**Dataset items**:

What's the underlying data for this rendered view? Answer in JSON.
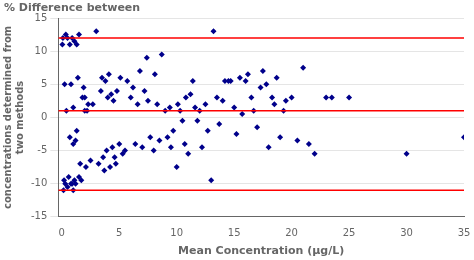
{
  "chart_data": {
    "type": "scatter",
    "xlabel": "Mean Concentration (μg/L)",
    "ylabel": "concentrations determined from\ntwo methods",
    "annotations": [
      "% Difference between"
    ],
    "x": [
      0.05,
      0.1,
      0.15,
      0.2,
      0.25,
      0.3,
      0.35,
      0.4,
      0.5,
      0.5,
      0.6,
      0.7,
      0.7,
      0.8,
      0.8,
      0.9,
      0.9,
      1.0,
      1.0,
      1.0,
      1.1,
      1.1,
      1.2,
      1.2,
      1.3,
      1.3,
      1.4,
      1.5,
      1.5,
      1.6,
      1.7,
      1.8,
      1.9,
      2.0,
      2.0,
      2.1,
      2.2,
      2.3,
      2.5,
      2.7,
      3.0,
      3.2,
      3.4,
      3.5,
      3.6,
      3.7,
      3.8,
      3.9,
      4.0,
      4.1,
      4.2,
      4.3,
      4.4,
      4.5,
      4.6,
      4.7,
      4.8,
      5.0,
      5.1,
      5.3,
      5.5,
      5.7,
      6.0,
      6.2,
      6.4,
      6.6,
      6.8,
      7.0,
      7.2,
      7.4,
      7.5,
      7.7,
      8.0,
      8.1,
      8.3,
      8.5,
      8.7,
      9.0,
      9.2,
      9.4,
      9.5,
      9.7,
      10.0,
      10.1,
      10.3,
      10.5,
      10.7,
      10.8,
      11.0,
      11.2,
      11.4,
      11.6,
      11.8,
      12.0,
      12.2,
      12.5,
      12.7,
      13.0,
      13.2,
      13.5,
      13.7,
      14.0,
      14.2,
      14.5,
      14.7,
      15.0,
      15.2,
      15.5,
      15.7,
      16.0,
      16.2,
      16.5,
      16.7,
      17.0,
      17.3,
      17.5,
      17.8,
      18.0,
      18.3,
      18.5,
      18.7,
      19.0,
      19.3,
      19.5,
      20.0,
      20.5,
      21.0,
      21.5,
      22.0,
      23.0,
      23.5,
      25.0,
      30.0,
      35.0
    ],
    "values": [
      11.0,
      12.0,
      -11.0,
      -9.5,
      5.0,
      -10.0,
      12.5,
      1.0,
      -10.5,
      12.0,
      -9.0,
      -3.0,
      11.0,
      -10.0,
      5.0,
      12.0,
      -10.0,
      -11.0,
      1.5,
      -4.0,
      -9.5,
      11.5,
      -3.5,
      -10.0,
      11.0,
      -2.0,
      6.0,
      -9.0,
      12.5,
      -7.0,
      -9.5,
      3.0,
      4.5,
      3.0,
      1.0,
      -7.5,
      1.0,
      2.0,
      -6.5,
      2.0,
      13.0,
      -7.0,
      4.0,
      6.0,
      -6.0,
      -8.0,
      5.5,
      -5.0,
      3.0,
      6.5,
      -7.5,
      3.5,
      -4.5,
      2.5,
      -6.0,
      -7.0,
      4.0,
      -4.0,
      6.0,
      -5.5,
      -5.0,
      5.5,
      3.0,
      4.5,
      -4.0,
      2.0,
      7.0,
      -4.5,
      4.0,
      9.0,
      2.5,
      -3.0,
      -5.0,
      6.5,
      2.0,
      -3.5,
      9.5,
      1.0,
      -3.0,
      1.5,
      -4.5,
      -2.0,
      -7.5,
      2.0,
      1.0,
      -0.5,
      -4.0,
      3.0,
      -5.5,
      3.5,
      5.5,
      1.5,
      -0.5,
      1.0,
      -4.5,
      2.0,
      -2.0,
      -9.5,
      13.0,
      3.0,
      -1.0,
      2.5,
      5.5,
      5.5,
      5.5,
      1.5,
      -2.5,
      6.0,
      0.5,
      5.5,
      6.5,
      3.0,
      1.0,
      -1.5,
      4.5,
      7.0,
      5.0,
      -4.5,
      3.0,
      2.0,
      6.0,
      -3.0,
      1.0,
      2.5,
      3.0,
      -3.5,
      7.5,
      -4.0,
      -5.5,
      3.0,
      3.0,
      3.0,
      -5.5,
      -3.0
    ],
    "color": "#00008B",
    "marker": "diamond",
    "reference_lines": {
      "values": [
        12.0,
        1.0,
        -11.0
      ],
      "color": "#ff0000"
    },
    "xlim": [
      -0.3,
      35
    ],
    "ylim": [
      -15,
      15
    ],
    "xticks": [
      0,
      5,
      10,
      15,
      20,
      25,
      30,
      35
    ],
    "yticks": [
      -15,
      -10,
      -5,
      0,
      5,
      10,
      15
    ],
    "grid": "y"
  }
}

**STATED TASK**: Leave out the pictures and output the rest of the material exactly as written.

**RESPONSE TO THIS EXERCISE**:
What's the underlying data for this rendered view? Answer in JSON.
{
  "chart_data": {
    "type": "scatter",
    "xlabel": "Mean Concentration (μg/L)",
    "ylabel": "concentrations determined from\ntwo methods",
    "annotations": [
      "% Difference between"
    ],
    "x": [
      0.05,
      0.1,
      0.15,
      0.2,
      0.25,
      0.3,
      0.35,
      0.4,
      0.5,
      0.5,
      0.6,
      0.7,
      0.7,
      0.8,
      0.8,
      0.9,
      0.9,
      1.0,
      1.0,
      1.0,
      1.1,
      1.1,
      1.2,
      1.2,
      1.3,
      1.3,
      1.4,
      1.5,
      1.5,
      1.6,
      1.7,
      1.8,
      1.9,
      2.0,
      2.0,
      2.1,
      2.2,
      2.3,
      2.5,
      2.7,
      3.0,
      3.2,
      3.4,
      3.5,
      3.6,
      3.7,
      3.8,
      3.9,
      4.0,
      4.1,
      4.2,
      4.3,
      4.4,
      4.5,
      4.6,
      4.7,
      4.8,
      5.0,
      5.1,
      5.3,
      5.5,
      5.7,
      6.0,
      6.2,
      6.4,
      6.6,
      6.8,
      7.0,
      7.2,
      7.4,
      7.5,
      7.7,
      8.0,
      8.1,
      8.3,
      8.5,
      8.7,
      9.0,
      9.2,
      9.4,
      9.5,
      9.7,
      10.0,
      10.1,
      10.3,
      10.5,
      10.7,
      10.8,
      11.0,
      11.2,
      11.4,
      11.6,
      11.8,
      12.0,
      12.2,
      12.5,
      12.7,
      13.0,
      13.2,
      13.5,
      13.7,
      14.0,
      14.2,
      14.5,
      14.7,
      15.0,
      15.2,
      15.5,
      15.7,
      16.0,
      16.2,
      16.5,
      16.7,
      17.0,
      17.3,
      17.5,
      17.8,
      18.0,
      18.3,
      18.5,
      18.7,
      19.0,
      19.3,
      19.5,
      20.0,
      20.5,
      21.0,
      21.5,
      22.0,
      23.0,
      23.5,
      25.0,
      30.0,
      35.0
    ],
    "values": [
      11.0,
      12.0,
      -11.0,
      -9.5,
      5.0,
      -10.0,
      12.5,
      1.0,
      -10.5,
      12.0,
      -9.0,
      -3.0,
      11.0,
      -10.0,
      5.0,
      12.0,
      -10.0,
      -11.0,
      1.5,
      -4.0,
      -9.5,
      11.5,
      -3.5,
      -10.0,
      11.0,
      -2.0,
      6.0,
      -9.0,
      12.5,
      -7.0,
      -9.5,
      3.0,
      4.5,
      3.0,
      1.0,
      -7.5,
      1.0,
      2.0,
      -6.5,
      2.0,
      13.0,
      -7.0,
      4.0,
      6.0,
      -6.0,
      -8.0,
      5.5,
      -5.0,
      3.0,
      6.5,
      -7.5,
      3.5,
      -4.5,
      2.5,
      -6.0,
      -7.0,
      4.0,
      -4.0,
      6.0,
      -5.5,
      -5.0,
      5.5,
      3.0,
      4.5,
      -4.0,
      2.0,
      7.0,
      -4.5,
      4.0,
      9.0,
      2.5,
      -3.0,
      -5.0,
      6.5,
      2.0,
      -3.5,
      9.5,
      1.0,
      -3.0,
      1.5,
      -4.5,
      -2.0,
      -7.5,
      2.0,
      1.0,
      -0.5,
      -4.0,
      3.0,
      -5.5,
      3.5,
      5.5,
      1.5,
      -0.5,
      1.0,
      -4.5,
      2.0,
      -2.0,
      -9.5,
      13.0,
      3.0,
      -1.0,
      2.5,
      5.5,
      5.5,
      5.5,
      1.5,
      -2.5,
      6.0,
      0.5,
      5.5,
      6.5,
      3.0,
      1.0,
      -1.5,
      4.5,
      7.0,
      5.0,
      -4.5,
      3.0,
      2.0,
      6.0,
      -3.0,
      1.0,
      2.5,
      3.0,
      -3.5,
      7.5,
      -4.0,
      -5.5,
      3.0,
      3.0,
      3.0,
      -5.5,
      -3.0
    ],
    "color": "#00008B",
    "marker": "diamond",
    "reference_lines": {
      "values": [
        12.0,
        1.0,
        -11.0
      ],
      "color": "#ff0000"
    },
    "xlim": [
      -0.3,
      35
    ],
    "ylim": [
      -15,
      15
    ],
    "xticks": [
      0,
      5,
      10,
      15,
      20,
      25,
      30,
      35
    ],
    "yticks": [
      -15,
      -10,
      -5,
      0,
      5,
      10,
      15
    ],
    "grid": "y"
  }
}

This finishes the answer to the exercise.